** start of Data for processing **

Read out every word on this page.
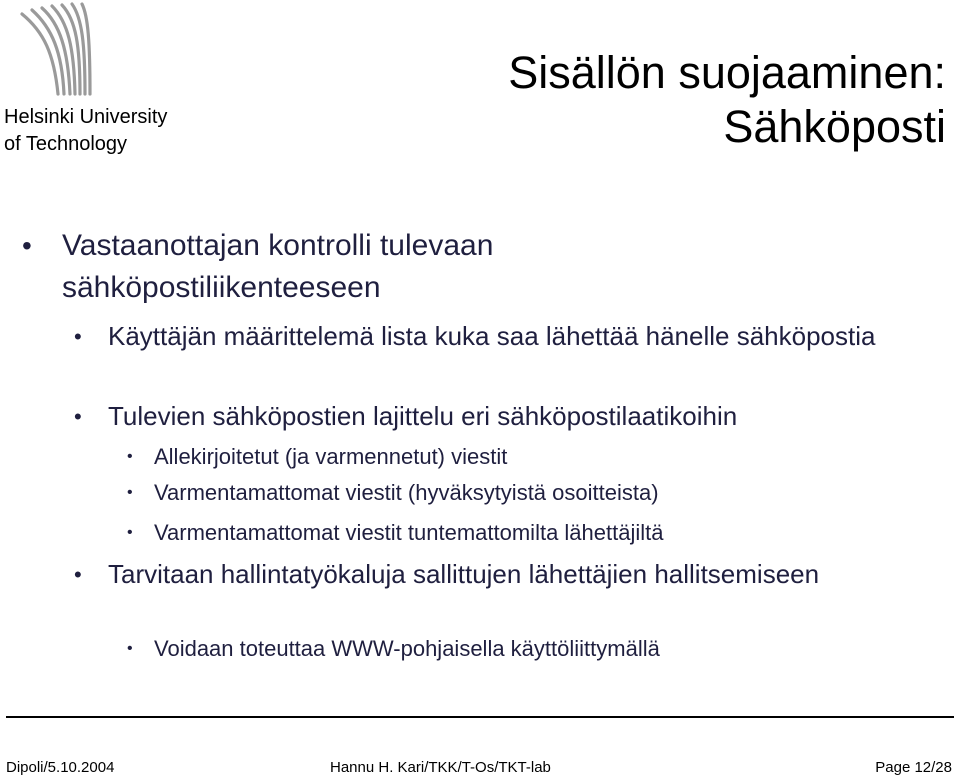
Helsinki University
of Technology
Sisällön suojaaminen:
Sähköposti
• Vastaanottajan kontrolli tulevaan sähköpostiliikenteeseen
• Käyttäjän määrittelemä lista kuka saa lähettää hänelle sähköpostia
• Tulevien sähköpostien lajittelu eri sähköpostilaatikoihin
• Allekirjoitetut (ja varmennetut) viestit
• Varmentamattomat viestit (hyväksytyistä osoitteista)
• Varmentamattomat viestit tuntemattomilta lähettäjiltä
• Tarvitaan hallintatyökaluja sallittujen lähettäjien hallitsemiseen
• Voidaan toteuttaa WWW-pohjaisella käyttöliittymällä
Dipoli/5.10.2004	Hannu H. Kari/TKK/T-Os/TKT-lab	Page 12/28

** end of Data for processing **

Written task |
Copy down every line of the entries containing the word "viestit".

The reply |
• Allekirjoitetut (ja varmennetut) viestit
• Varmentamattomat viestit (hyväksytyistä osoitteista)
• Varmentamattomat viestit tuntemattomilta lähettäjiltä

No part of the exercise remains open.